Goal - Track down each line that has the word "Lenin" and copy it.

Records
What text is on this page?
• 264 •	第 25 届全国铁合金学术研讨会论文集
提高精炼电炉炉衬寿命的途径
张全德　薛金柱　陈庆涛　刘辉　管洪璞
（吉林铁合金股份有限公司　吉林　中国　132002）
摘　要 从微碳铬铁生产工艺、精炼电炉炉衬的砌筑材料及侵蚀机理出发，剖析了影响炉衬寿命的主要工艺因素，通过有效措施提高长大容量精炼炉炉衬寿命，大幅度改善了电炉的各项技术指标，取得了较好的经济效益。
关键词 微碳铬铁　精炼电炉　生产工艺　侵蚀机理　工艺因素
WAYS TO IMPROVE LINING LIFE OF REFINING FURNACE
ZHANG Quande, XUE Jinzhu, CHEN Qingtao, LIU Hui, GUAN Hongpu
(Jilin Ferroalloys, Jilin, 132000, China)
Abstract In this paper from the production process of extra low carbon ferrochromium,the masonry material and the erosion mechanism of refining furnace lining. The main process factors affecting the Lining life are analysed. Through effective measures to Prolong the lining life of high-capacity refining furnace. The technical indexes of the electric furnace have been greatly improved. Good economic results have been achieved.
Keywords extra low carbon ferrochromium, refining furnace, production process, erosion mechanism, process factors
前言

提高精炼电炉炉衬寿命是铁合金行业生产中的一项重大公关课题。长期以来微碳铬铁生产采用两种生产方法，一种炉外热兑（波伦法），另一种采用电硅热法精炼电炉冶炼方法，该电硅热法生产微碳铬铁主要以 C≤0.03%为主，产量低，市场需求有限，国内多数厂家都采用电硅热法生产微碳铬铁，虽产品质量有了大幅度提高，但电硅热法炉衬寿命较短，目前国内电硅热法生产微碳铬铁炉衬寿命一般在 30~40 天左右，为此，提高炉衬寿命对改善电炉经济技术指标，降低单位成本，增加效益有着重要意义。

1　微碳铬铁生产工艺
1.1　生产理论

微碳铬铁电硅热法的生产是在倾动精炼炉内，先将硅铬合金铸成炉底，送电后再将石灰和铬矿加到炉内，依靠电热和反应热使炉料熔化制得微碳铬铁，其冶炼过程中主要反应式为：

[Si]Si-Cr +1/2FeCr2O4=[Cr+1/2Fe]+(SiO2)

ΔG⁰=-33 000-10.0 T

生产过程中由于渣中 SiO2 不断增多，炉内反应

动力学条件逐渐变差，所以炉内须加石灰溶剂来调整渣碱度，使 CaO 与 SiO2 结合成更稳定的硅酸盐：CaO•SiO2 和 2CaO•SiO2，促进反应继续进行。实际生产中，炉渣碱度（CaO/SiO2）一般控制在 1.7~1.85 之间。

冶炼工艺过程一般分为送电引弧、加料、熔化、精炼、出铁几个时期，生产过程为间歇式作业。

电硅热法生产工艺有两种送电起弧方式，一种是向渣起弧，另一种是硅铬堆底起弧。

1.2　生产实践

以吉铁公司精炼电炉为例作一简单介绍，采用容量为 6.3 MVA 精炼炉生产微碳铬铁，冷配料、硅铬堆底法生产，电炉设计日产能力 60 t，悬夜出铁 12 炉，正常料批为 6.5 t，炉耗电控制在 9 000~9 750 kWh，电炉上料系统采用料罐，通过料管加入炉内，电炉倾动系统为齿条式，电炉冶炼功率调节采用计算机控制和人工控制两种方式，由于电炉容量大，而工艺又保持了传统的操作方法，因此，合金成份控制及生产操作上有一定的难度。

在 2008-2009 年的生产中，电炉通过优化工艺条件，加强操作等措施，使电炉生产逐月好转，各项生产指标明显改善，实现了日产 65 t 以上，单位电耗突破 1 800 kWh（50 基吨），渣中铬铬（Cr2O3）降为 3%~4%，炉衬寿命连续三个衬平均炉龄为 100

==

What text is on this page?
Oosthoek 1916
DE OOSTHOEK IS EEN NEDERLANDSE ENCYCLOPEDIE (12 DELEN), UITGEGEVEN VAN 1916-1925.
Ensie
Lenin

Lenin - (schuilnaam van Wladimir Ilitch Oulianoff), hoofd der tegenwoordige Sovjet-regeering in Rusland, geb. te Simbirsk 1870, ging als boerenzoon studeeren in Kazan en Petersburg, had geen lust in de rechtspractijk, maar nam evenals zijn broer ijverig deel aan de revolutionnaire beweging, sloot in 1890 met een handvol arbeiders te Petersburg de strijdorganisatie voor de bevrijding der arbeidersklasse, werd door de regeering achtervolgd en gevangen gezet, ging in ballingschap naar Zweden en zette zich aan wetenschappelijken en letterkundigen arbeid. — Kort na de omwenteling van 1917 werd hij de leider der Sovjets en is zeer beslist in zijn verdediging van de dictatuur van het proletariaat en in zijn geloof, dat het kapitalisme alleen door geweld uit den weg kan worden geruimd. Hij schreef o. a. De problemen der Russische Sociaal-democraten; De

---

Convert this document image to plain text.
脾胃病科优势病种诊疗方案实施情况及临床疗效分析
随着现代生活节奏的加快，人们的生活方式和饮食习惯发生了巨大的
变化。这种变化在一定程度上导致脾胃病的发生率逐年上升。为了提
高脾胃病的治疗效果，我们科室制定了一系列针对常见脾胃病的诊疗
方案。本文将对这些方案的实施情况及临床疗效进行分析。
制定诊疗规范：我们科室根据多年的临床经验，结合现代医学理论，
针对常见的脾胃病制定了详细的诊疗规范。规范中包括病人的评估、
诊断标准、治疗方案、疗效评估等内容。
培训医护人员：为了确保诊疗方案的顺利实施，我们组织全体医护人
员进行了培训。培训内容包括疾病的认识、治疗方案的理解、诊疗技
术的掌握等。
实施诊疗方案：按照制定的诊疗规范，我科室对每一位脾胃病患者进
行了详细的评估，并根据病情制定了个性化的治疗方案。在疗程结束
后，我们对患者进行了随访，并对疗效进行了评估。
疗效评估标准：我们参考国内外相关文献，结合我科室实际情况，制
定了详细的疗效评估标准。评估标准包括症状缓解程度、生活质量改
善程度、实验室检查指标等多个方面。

Response -
Lenin
Lenin - (schuilnaam van Wladimir Ilitch Oulianoff), hoofd der tegenwoordige Sovjet-regeering in Rusland, geb. te Simbirsk 1870, ging als boerenzoon studeeren in Kazan en Petersburg, had geen lust in de rechtspractijk, maar nam evenals zijn broer ijverig deel aan de revolutionnaire beweging, sloot in 1890 met een handvol arbeiders te Petersburg de strijdorganisatie voor de bevrijding der arbeidersklasse, werd door de regeering achtervolgd en gevangen gezet, ging in ballingschap naar Zweden en zette zich aan wetenschappelijken en letterkundigen arbeid. — Kort na de omwenteling van 1917 werd hij de leider der Sovjets en is zeer beslist in zijn verdediging van de dictatuur van het proletariaat en in zijn geloof, dat het kapitalisme alleen door geweld uit den weg kan worden geruimd. Hij schreef o. a. De problemen der Russische Sociaal-democraten; De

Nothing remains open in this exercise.